[Dataset rows]
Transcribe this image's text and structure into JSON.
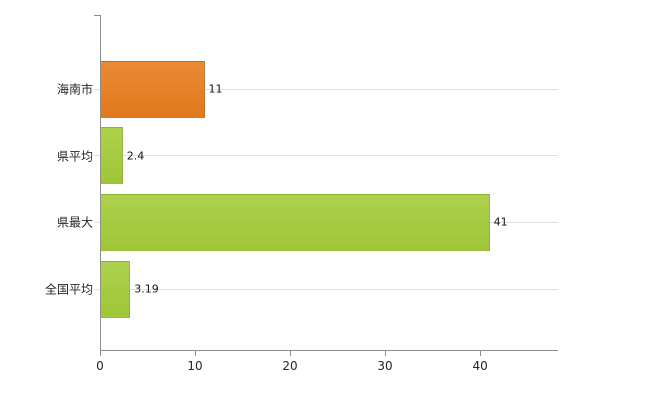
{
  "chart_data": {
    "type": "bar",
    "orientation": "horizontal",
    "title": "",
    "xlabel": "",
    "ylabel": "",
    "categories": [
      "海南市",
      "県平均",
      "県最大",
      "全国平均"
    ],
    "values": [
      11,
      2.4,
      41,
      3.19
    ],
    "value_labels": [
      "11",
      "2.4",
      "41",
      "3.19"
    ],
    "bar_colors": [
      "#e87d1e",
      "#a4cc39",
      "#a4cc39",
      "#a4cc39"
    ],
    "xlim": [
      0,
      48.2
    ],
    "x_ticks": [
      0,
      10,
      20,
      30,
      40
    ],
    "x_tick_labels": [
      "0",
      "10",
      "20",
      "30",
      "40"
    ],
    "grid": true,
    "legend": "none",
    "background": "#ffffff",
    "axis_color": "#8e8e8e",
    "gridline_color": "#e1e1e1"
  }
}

REQUIREMENT: Reproduce the material word for word. Any pictures should be left out of the copy.

THE COMPLETED TASK:
Transcribe this image's text and structure into JSON.
{
  "chart_data": {
    "type": "bar",
    "orientation": "horizontal",
    "title": "",
    "xlabel": "",
    "ylabel": "",
    "categories": [
      "海南市",
      "県平均",
      "県最大",
      "全国平均"
    ],
    "values": [
      11,
      2.4,
      41,
      3.19
    ],
    "value_labels": [
      "11",
      "2.4",
      "41",
      "3.19"
    ],
    "bar_colors": [
      "#e87d1e",
      "#a4cc39",
      "#a4cc39",
      "#a4cc39"
    ],
    "xlim": [
      0,
      48.2
    ],
    "x_ticks": [
      0,
      10,
      20,
      30,
      40
    ],
    "x_tick_labels": [
      "0",
      "10",
      "20",
      "30",
      "40"
    ],
    "grid": true,
    "legend": "none",
    "background": "#ffffff",
    "axis_color": "#8e8e8e",
    "gridline_color": "#e1e1e1"
  }
}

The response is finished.